#### What you should do
Give back each line of the material that contains the word "Xuân".

** Input data follows **

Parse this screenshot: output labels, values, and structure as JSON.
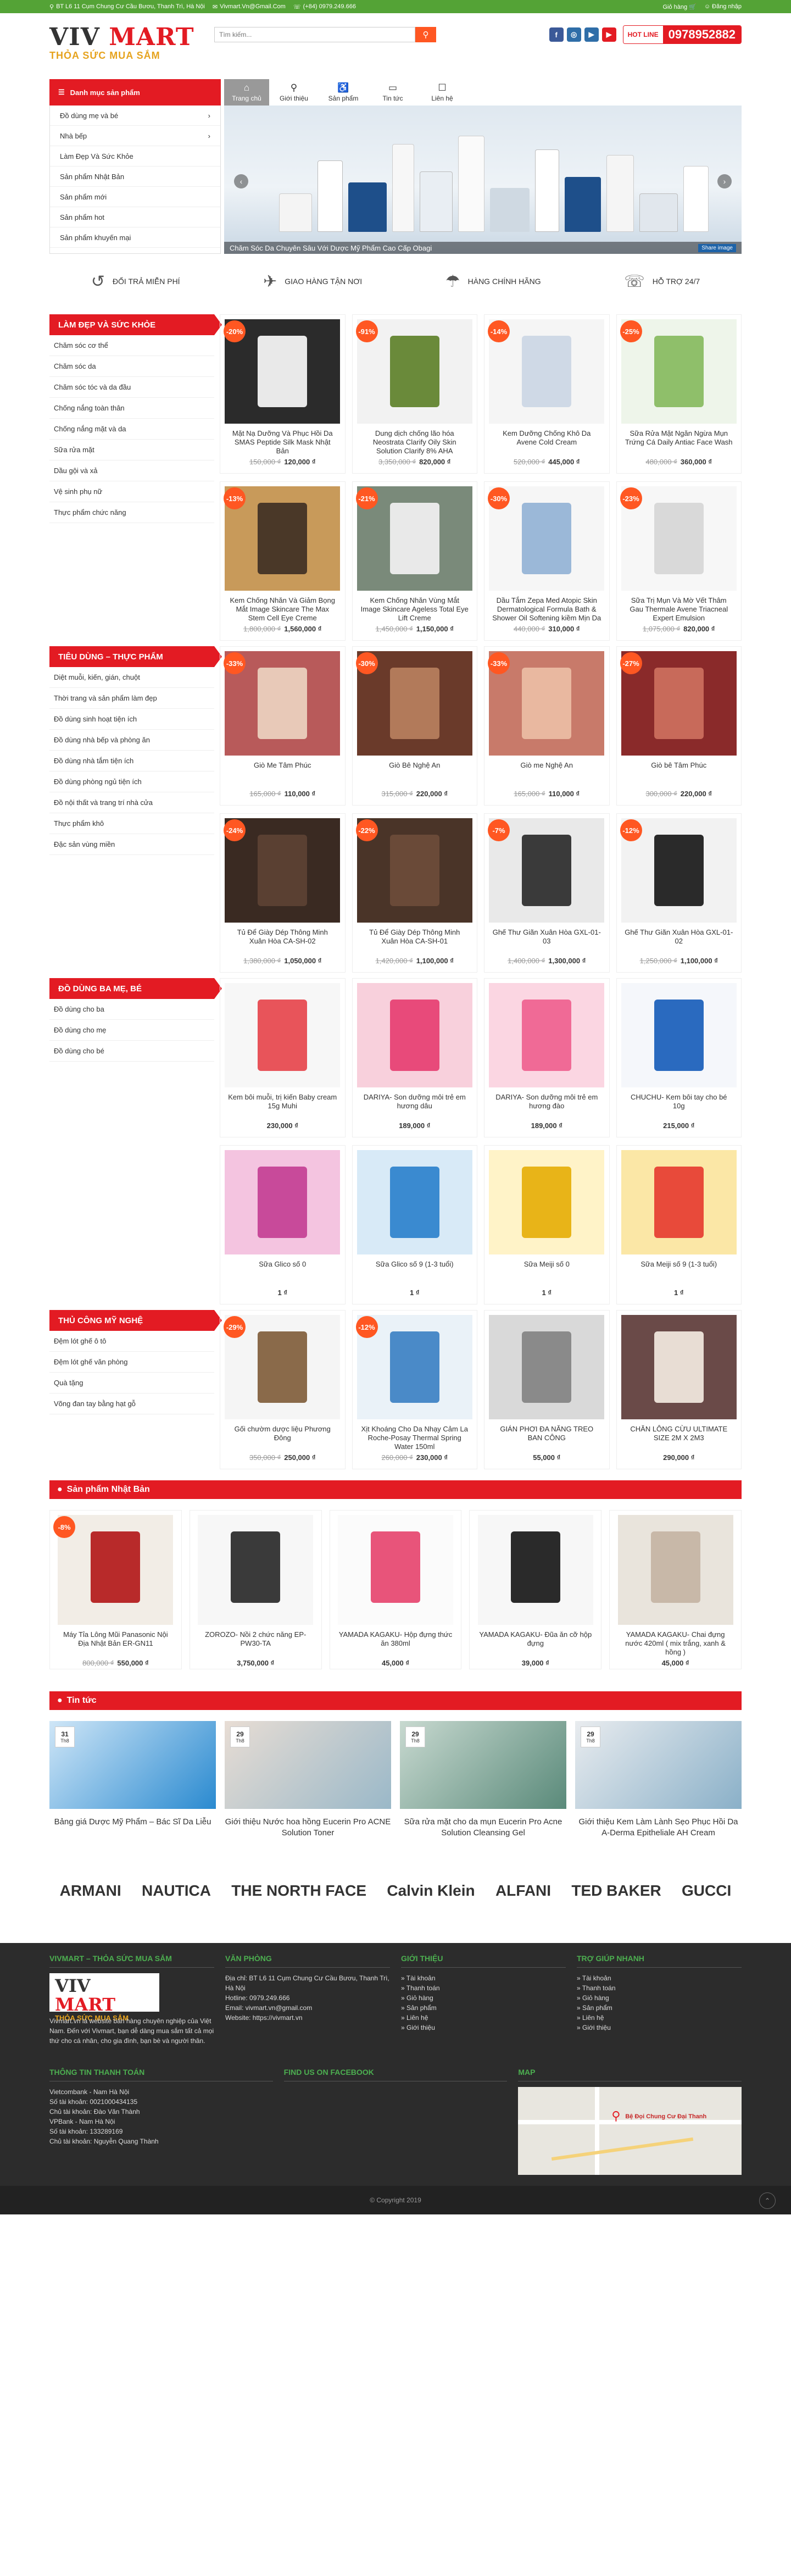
{
  "topbar": {
    "address": "BT L6 11 Cụm Chung Cư Cầu Bươu, Thanh Trì, Hà Nội",
    "email": "Vivmart.Vn@Gmail.Com",
    "phone": "(+84) 0979.249.666",
    "cart": "Giỏ hàng",
    "login": "Đăng nhập"
  },
  "header": {
    "logo_main_a": "VIV",
    "logo_main_b": "MART",
    "logo_tagline": "THỎA SỨC MUA SẮM",
    "search_placeholder": "Tìm kiếm...",
    "hotline_label": "HOT LINE",
    "hotline_number": "0978952882"
  },
  "socials": [
    {
      "icon": "facebook-icon",
      "glyph": "f",
      "color": "#3b5998"
    },
    {
      "icon": "instagram-icon",
      "glyph": "◎",
      "color": "#2f6ea8"
    },
    {
      "icon": "youtube-icon",
      "glyph": "▶",
      "color": "#2f6ea8"
    },
    {
      "icon": "youtube-red-icon",
      "glyph": "▶",
      "color": "#e31b23"
    }
  ],
  "nav": {
    "category_title": "Danh mục sản phẩm",
    "items": [
      {
        "label": "Trang chủ",
        "icon": "⌂"
      },
      {
        "label": "Giới thiệu",
        "icon": "⚲"
      },
      {
        "label": "Sản phẩm",
        "icon": "♿"
      },
      {
        "label": "Tin tức",
        "icon": "▭"
      },
      {
        "label": "Liên hệ",
        "icon": "☐"
      }
    ]
  },
  "category_menu": [
    {
      "label": "Đồ dùng mẹ và bé",
      "arrow": "›"
    },
    {
      "label": "Nhà bếp",
      "arrow": "›"
    },
    {
      "label": "Làm Đẹp Và Sức Khỏe",
      "arrow": ""
    },
    {
      "label": "Sản phẩm Nhật Bản",
      "arrow": ""
    },
    {
      "label": "Sản phẩm mới",
      "arrow": ""
    },
    {
      "label": "Sản phẩm hot",
      "arrow": ""
    },
    {
      "label": "Sản phẩm khuyến mại",
      "arrow": ""
    }
  ],
  "slider": {
    "caption": "Chăm Sóc Da Chuyên Sâu Với Dược Mỹ Phẩm Cao Cấp Obagi",
    "share": "Share image"
  },
  "services": [
    {
      "icon": "↺",
      "label": "ĐỔI TRẢ MIỄN PHÍ"
    },
    {
      "icon": "✈",
      "label": "GIAO HÀNG TẬN NƠI"
    },
    {
      "icon": "☂",
      "label": "HÀNG CHÍNH HÃNG"
    },
    {
      "icon": "☏",
      "label": "HỖ TRỢ 24/7"
    }
  ],
  "sections": [
    {
      "title": "LÀM ĐẸP VÀ SỨC KHỎE",
      "links": [
        "Chăm sóc cơ thể",
        "Chăm sóc da",
        "Chăm sóc tóc và da đầu",
        "Chống nắng toàn thân",
        "Chống nắng mặt và da",
        "Sữa rửa mặt",
        "Dầu gội và xả",
        "Vệ sinh phụ nữ",
        "Thực phẩm chức năng"
      ],
      "products": [
        {
          "name": "Mặt Nạ Dưỡng Và Phục Hồi Da SMAS Peptide Silk Mask Nhật Bản",
          "old": "150,000 ₫",
          "price": "120,000 ₫",
          "badge": "-20%",
          "c1": "#2b2b2b",
          "c2": "#e9e9e9"
        },
        {
          "name": "Dung dịch chống lão hóa Neostrata Clarify Oily Skin Solution Clarify 8% AHA",
          "old": "3,350,000 ₫",
          "price": "820,000 ₫",
          "badge": "-91%",
          "c1": "#f2f2f2",
          "c2": "#6a8a3a"
        },
        {
          "name": "Kem Dưỡng Chống Khô Da Avene Cold Cream",
          "old": "520,000 ₫",
          "price": "445,000 ₫",
          "badge": "-14%",
          "c1": "#f5f5f5",
          "c2": "#cfd9e6"
        },
        {
          "name": "Sữa Rửa Mặt Ngăn Ngừa Mụn Trứng Cá Daily Antiac Face Wash",
          "old": "480,000 ₫",
          "price": "360,000 ₫",
          "badge": "-25%",
          "c1": "#eef5ea",
          "c2": "#8fbf6a"
        },
        {
          "name": "Kem Chống Nhăn Và Giảm Bọng Mắt Image Skincare The Max Stem Cell Eye Creme",
          "old": "1,800,000 ₫",
          "price": "1,560,000 ₫",
          "badge": "-13%",
          "c1": "#c89a5a",
          "c2": "#4a3828"
        },
        {
          "name": "Kem Chống Nhăn Vùng Mắt Image Skincare Ageless Total Eye Lift Creme",
          "old": "1,450,000 ₫",
          "price": "1,150,000 ₫",
          "badge": "-21%",
          "c1": "#7a8a7a",
          "c2": "#e9e9e9"
        },
        {
          "name": "Dầu Tắm Zepa Med Atopic Skin Dermatological Formula Bath & Shower Oil Softening kiềm Mịn Da",
          "old": "440,000 ₫",
          "price": "310,000 ₫",
          "badge": "-30%",
          "c1": "#f6f6f6",
          "c2": "#9bb8d8"
        },
        {
          "name": "Sữa Trị Mụn Và Mờ Vết Thâm Gau Thermale Avene Triacneal Expert Emulsion",
          "old": "1,075,000 ₫",
          "price": "820,000 ₫",
          "badge": "-23%",
          "c1": "#f7f7f7",
          "c2": "#d9d9d9"
        }
      ]
    },
    {
      "title": "TIÊU DÙNG – THỰC PHẨM",
      "links": [
        "Diệt muỗi, kiến, gián, chuột",
        "Thời trang và sản phẩm làm đẹp",
        "Đồ dùng sinh hoạt tiện ích",
        "Đồ dùng nhà bếp và phòng ăn",
        "Đồ dùng nhà tắm tiện ích",
        "Đồ dùng phòng ngủ tiện ích",
        "Đồ nội thất và trang trí nhà cửa",
        "Thực phẩm khô",
        "Đặc sản vùng miền"
      ],
      "products": [
        {
          "name": "Giò Me Tâm Phúc",
          "old": "165,000 ₫",
          "price": "110,000 ₫",
          "badge": "-33%",
          "c1": "#b85a5a",
          "c2": "#e8c9b8"
        },
        {
          "name": "Giò Bê Nghệ An",
          "old": "315,000 ₫",
          "price": "220,000 ₫",
          "badge": "-30%",
          "c1": "#6a3a2a",
          "c2": "#b27a5a"
        },
        {
          "name": "Giò me Nghệ An",
          "old": "165,000 ₫",
          "price": "110,000 ₫",
          "badge": "-33%",
          "c1": "#c87a6a",
          "c2": "#e9b8a0"
        },
        {
          "name": "Giò bê Tâm Phúc",
          "old": "300,000 ₫",
          "price": "220,000 ₫",
          "badge": "-27%",
          "c1": "#8a2a2a",
          "c2": "#c86a5a"
        },
        {
          "name": "Tủ Để Giày Dép Thông Minh Xuân Hòa CA-SH-02",
          "old": "1,380,000 ₫",
          "price": "1,050,000 ₫",
          "badge": "-24%",
          "c1": "#3a2a22",
          "c2": "#5a4032"
        },
        {
          "name": "Tủ Để Giày Dép Thông Minh Xuân Hòa CA-SH-01",
          "old": "1,420,000 ₫",
          "price": "1,100,000 ₫",
          "badge": "-22%",
          "c1": "#4a3428",
          "c2": "#6a4a38"
        },
        {
          "name": "Ghế Thư Giãn Xuân Hòa GXL-01-03",
          "old": "1,400,000 ₫",
          "price": "1,300,000 ₫",
          "badge": "-7%",
          "c1": "#e9e9e9",
          "c2": "#3a3a3a"
        },
        {
          "name": "Ghế Thư Giãn Xuân Hòa GXL-01-02",
          "old": "1,250,000 ₫",
          "price": "1,100,000 ₫",
          "badge": "-12%",
          "c1": "#f2f2f2",
          "c2": "#2a2a2a"
        }
      ]
    },
    {
      "title": "ĐỒ DÙNG BA MẸ, BÉ",
      "links": [
        "Đồ dùng cho ba",
        "Đồ dùng cho mẹ",
        "Đồ dùng cho bé"
      ],
      "products": [
        {
          "name": "Kem bôi muỗi, trị kiến Baby cream 15g Muhi",
          "old": "",
          "price": "230,000 ₫",
          "badge": "",
          "c1": "#f7f7f7",
          "c2": "#e8545a"
        },
        {
          "name": "DARIYA- Son dưỡng môi trẻ em hương dâu",
          "old": "",
          "price": "189,000 ₫",
          "badge": "",
          "c1": "#f8d0dc",
          "c2": "#e84a7a"
        },
        {
          "name": "DARIYA- Son dưỡng môi trẻ em hương đào",
          "old": "",
          "price": "189,000 ₫",
          "badge": "",
          "c1": "#fbd6e2",
          "c2": "#f06a96"
        },
        {
          "name": "CHUCHU- Kem bôi tay cho bé 10g",
          "old": "",
          "price": "215,000 ₫",
          "badge": "",
          "c1": "#f5f7fb",
          "c2": "#2a6abf"
        },
        {
          "name": "Sữa Glico số 0",
          "old": "",
          "price": "1 ₫",
          "badge": "",
          "c1": "#f4c4e0",
          "c2": "#c84a9a"
        },
        {
          "name": "Sữa Glico số 9 (1-3 tuổi)",
          "old": "",
          "price": "1 ₫",
          "badge": "",
          "c1": "#d8eaf7",
          "c2": "#3a8ad0"
        },
        {
          "name": "Sữa Meiji số 0",
          "old": "",
          "price": "1 ₫",
          "badge": "",
          "c1": "#fff3c8",
          "c2": "#e8b418"
        },
        {
          "name": "Sữa Meiji số 9 (1-3 tuổi)",
          "old": "",
          "price": "1 ₫",
          "badge": "",
          "c1": "#fbe7a6",
          "c2": "#e84a3a"
        }
      ]
    },
    {
      "title": "THỦ CÔNG MỸ NGHỆ",
      "links": [
        "Đệm lót ghế ô tô",
        "Đệm lót ghế văn phòng",
        "Quà tặng",
        "Võng đan tay bằng hạt gỗ"
      ],
      "products": [
        {
          "name": "Gối chườm dược liệu Phương Đông",
          "old": "350,000 ₫",
          "price": "250,000 ₫",
          "badge": "-29%",
          "c1": "#f5f5f5",
          "c2": "#8a6a4a"
        },
        {
          "name": "Xịt Khoáng Cho Da Nhạy Cảm La Roche-Posay Thermal Spring Water 150ml",
          "old": "260,000 ₫",
          "price": "230,000 ₫",
          "badge": "-12%",
          "c1": "#eaf2f8",
          "c2": "#4a8ac8"
        },
        {
          "name": "GIÁN PHƠI ĐA NĂNG TREO BAN CÔNG",
          "old": "",
          "price": "55,000 ₫",
          "badge": "",
          "c1": "#d9d9d9",
          "c2": "#8a8a8a"
        },
        {
          "name": "CHĂN LÔNG CỪU ULTIMATE SIZE 2M X 2M3",
          "old": "",
          "price": "290,000 ₫",
          "badge": "",
          "c1": "#6a4a48",
          "c2": "#e8ddd4"
        }
      ]
    }
  ],
  "japan": {
    "title": "Sản phẩm Nhật Bản",
    "products": [
      {
        "name": "Máy Tỉa Lông Mũi Panasonic Nội Địa Nhật Bản ER-GN11",
        "old": "800,000 ₫",
        "price": "550,000 ₫",
        "badge": "-8%",
        "c1": "#f2ede6",
        "c2": "#b82a2a"
      },
      {
        "name": "ZOROZO- Nồi 2 chức năng EP-PW30-TA",
        "old": "",
        "price": "3,750,000 ₫",
        "badge": "",
        "c1": "#f7f7f7",
        "c2": "#3a3a3a"
      },
      {
        "name": "YAMADA KAGAKU- Hộp đựng thức ăn 380ml",
        "old": "",
        "price": "45,000 ₫",
        "badge": "",
        "c1": "#fbfbfb",
        "c2": "#e8547a"
      },
      {
        "name": "YAMADA KAGAKU- Đũa ăn cỡ hộp đựng",
        "old": "",
        "price": "39,000 ₫",
        "badge": "",
        "c1": "#f7f7f7",
        "c2": "#2a2a2a"
      },
      {
        "name": "YAMADA KAGAKU- Chai đựng nước 420ml ( mix trắng, xanh & hồng )",
        "old": "",
        "price": "45,000 ₫",
        "badge": "",
        "c1": "#e9e4dc",
        "c2": "#c8b8a8"
      }
    ]
  },
  "news": {
    "title": "Tin tức",
    "items": [
      {
        "day": "31",
        "month": "Th8",
        "title": "Bảng giá Dược Mỹ Phẩm – Bác Sĩ Da Liễu",
        "c1": "#cfe6f7",
        "c2": "#2a8ad0"
      },
      {
        "day": "29",
        "month": "Th8",
        "title": "Giới thiệu Nước hoa hồng Eucerin Pro ACNE Solution Toner",
        "c1": "#e8ddd4",
        "c2": "#9ab8c8"
      },
      {
        "day": "29",
        "month": "Th8",
        "title": "Sữa rửa mặt cho da mụn Eucerin Pro Acne Solution Cleansing Gel",
        "c1": "#c8d9d0",
        "c2": "#5a8a7a"
      },
      {
        "day": "29",
        "month": "Th8",
        "title": "Giới thiệu Kem Làm Lành Sẹo Phục Hồi Da A-Derma Epitheliale AH Cream",
        "c1": "#e9ecef",
        "c2": "#8ab0c8"
      }
    ]
  },
  "brands": [
    "ARMANI",
    "NAUTICA",
    "THE NORTH FACE",
    "Calvin Klein",
    "ALFANI",
    "TED BAKER",
    "GUCCI"
  ],
  "footer": {
    "about_title": "VIVMART – THỎA SỨC MUA SẮM",
    "about_text": "Vivmart.vn là website bán hàng chuyên nghiệp của Việt Nam. Đến với Vivmart, bạn dễ dàng mua sắm tất cả mọi thứ cho cá nhân, cho gia đình, bạn bè và người thân.",
    "office_title": "VĂN PHÒNG",
    "office_lines": [
      "Địa chỉ: BT L6 11 Cụm Chung Cư Cầu Bươu, Thanh Trì, Hà Nội",
      "Hotline: 0979.249.666",
      "Email: vivmart.vn@gmail.com",
      "Website: https://vivmart.vn"
    ],
    "intro_title": "GIỚI THIỆU",
    "intro_links": [
      "Tài khoản",
      "Thanh toán",
      "Giỏ hàng",
      "Sản phẩm",
      "Liên hệ",
      "Giới thiệu"
    ],
    "help_title": "TRỢ GIÚP NHANH",
    "help_links": [
      "Tài khoản",
      "Thanh toán",
      "Giỏ hàng",
      "Sản phẩm",
      "Liên hệ",
      "Giới thiệu"
    ],
    "pay_title": "THÔNG TIN THANH TOÁN",
    "pay_lines": [
      "Vietcombank - Nam Hà Nội",
      "Số tài khoản: 0021000434135",
      "Chủ tài khoản: Đào Văn Thành",
      "VPBank - Nam Hà Nội",
      "Số tài khoản: 133289169",
      "Chủ tài khoản: Nguyễn Quang Thành"
    ],
    "fb_title": "FIND US ON FACEBOOK",
    "map_title": "MAP",
    "map_label": "Bệ Đọi Chung Cư Đại Thanh",
    "copyright": "© Copyright 2019"
  }
}
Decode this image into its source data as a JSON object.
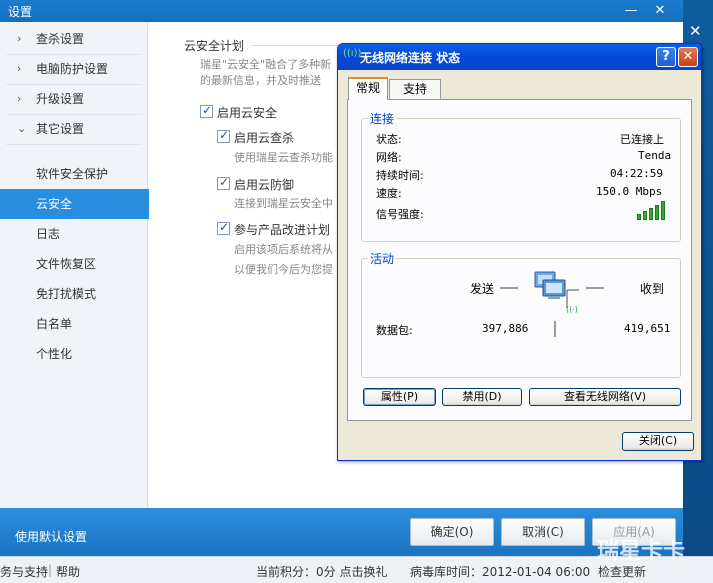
{
  "main_window": {
    "title": "设置",
    "min_glyph": "—",
    "close_glyph": "✕"
  },
  "sidebar": {
    "groups": [
      {
        "label": "查杀设置",
        "arrow": "›"
      },
      {
        "label": "电脑防护设置",
        "arrow": "›"
      },
      {
        "label": "升级设置",
        "arrow": "›"
      },
      {
        "label": "其它设置",
        "arrow": "⌄"
      }
    ],
    "sub_items": [
      "软件安全保护",
      "云安全",
      "日志",
      "文件恢复区",
      "免打扰模式",
      "白名单",
      "个性化"
    ],
    "active_index": 1
  },
  "content": {
    "section_title": "云安全计划",
    "desc_line1": "瑞星\"云安全\"融合了多种新",
    "desc_line2": "的最新信息，并及时推送",
    "enable_cloud": {
      "label": "启用云安全",
      "checked": true
    },
    "cloud_scan": {
      "label": "启用云查杀",
      "desc": "使用瑞星云查杀功能",
      "checked": true
    },
    "cloud_defense": {
      "label": "启用云防御",
      "desc": "连接到瑞星云安全中",
      "checked": true
    },
    "improve_plan": {
      "label": "参与产品改进计划",
      "desc1": "启用该项后系统将从",
      "desc2": "以便我们今后为您提",
      "checked": true
    }
  },
  "bottom": {
    "default_settings": "使用默认设置",
    "ok": "确定(O)",
    "cancel": "取消(C)",
    "apply": "应用(A)"
  },
  "status_bar": {
    "left": "务与支持",
    "help": "帮助",
    "points": "当前积分：0分 点击换礼",
    "virus_db": "病毒库时间：2012-01-04 06:00",
    "check_update": "检查更新"
  },
  "watermark": "瑞星卡卡",
  "right_close": "✕",
  "dialog": {
    "title": "无线网络连接 状态",
    "help_glyph": "?",
    "close_glyph": "✕",
    "tabs": [
      "常规",
      "支持"
    ],
    "connection": {
      "group_label": "连接",
      "status_label": "状态:",
      "status_value": "已连接上",
      "network_label": "网络:",
      "network_value": "Tenda",
      "duration_label": "持续时间:",
      "duration_value": "04:22:59",
      "speed_label": "速度:",
      "speed_value": "150.0 Mbps",
      "signal_label": "信号强度:",
      "signal_level": 5,
      "signal_max": 5
    },
    "activity": {
      "group_label": "活动",
      "sent_label": "发送",
      "received_label": "收到",
      "packets_label": "数据包:",
      "sent_value": "397,886",
      "received_value": "419,651"
    },
    "buttons": {
      "properties": "属性(P)",
      "disable": "禁用(D)",
      "view_wireless": "查看无线网络(V)",
      "close": "关闭(C)"
    }
  }
}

** End of Input data **

#### Exercise result
          "name": "Tủ Để Giày Dép Thông Minh Xuân Hòa CA-SH-02",
          "name": "Tủ Để Giày Dép Thông Minh Xuân Hòa CA-SH-01",
          "name": "Ghế Thư Giãn Xuân Hòa GXL-01-03",
          "name": "Ghế Thư Giãn Xuân Hòa GXL-01-02",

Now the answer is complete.